* The task:
Give, as a bare number, the count of lines that contain the word "emissioni".

::: Data rows

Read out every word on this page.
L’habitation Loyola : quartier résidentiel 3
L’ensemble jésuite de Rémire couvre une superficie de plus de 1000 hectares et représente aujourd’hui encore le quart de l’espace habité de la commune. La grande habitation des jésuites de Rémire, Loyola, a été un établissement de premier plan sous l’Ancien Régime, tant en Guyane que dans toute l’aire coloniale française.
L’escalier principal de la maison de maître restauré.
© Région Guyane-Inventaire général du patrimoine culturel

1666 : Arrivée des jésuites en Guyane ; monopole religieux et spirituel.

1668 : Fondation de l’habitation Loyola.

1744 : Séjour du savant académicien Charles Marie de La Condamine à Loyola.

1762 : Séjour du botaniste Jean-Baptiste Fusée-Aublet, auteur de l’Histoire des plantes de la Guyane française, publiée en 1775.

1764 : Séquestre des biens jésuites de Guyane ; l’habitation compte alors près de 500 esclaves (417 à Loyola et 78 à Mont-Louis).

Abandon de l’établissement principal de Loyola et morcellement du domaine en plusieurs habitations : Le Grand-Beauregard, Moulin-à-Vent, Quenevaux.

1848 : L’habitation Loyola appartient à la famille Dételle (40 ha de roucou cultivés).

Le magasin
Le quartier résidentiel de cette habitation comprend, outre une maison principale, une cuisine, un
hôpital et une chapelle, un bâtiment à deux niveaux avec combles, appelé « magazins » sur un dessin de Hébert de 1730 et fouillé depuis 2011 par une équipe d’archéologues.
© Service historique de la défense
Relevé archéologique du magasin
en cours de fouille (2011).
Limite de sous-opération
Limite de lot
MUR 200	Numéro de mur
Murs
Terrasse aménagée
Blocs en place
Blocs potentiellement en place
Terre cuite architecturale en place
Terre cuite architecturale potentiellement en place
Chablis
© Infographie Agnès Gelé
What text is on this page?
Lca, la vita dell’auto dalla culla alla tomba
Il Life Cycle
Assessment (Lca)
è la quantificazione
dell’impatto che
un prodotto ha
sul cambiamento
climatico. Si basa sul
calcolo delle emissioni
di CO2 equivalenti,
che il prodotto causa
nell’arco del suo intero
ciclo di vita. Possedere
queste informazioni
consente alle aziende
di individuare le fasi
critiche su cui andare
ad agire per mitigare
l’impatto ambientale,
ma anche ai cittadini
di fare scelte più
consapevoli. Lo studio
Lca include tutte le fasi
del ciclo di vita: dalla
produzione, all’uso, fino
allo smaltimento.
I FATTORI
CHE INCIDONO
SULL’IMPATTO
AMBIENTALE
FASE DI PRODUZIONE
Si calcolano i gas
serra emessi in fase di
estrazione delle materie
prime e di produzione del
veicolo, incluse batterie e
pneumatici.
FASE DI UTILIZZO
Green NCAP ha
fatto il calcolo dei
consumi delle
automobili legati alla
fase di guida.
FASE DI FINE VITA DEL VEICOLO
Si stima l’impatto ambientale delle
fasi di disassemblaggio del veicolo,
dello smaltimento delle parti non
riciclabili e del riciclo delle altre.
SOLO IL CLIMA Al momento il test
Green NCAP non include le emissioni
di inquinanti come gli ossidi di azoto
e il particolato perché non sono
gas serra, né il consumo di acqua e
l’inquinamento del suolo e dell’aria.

::::::

* Solution for this exercise:
2